Task description
Copy out each line of the material in which the word "text" appears.
────────────────
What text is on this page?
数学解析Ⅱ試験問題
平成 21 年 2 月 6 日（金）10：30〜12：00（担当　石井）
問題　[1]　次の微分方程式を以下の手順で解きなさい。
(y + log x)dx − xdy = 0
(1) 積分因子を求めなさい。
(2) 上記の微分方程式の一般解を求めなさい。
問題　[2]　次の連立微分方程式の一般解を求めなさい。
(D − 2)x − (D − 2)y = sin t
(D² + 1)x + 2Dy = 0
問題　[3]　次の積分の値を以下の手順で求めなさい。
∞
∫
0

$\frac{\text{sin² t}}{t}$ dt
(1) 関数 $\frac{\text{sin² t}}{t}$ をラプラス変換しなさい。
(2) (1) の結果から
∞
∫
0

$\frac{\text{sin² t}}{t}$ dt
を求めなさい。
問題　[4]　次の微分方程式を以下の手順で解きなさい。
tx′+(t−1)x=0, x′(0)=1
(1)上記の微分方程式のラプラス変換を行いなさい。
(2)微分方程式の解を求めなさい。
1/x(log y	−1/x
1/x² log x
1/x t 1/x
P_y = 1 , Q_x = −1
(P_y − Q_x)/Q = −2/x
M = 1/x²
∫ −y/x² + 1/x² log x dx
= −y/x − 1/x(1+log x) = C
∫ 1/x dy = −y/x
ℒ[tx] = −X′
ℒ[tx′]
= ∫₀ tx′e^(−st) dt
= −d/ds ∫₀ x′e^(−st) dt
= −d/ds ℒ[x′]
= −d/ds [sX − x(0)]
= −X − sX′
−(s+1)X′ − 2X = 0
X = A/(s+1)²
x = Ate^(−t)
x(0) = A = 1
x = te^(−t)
────────────────
Response to this task
What text is on this page?
$\frac{\text{sin² t}}{t}$ dt
(1) 関数 $\frac{\text{sin² t}}{t}$ をラプラス変換しなさい。
$\frac{\text{sin² t}}{t}$ dt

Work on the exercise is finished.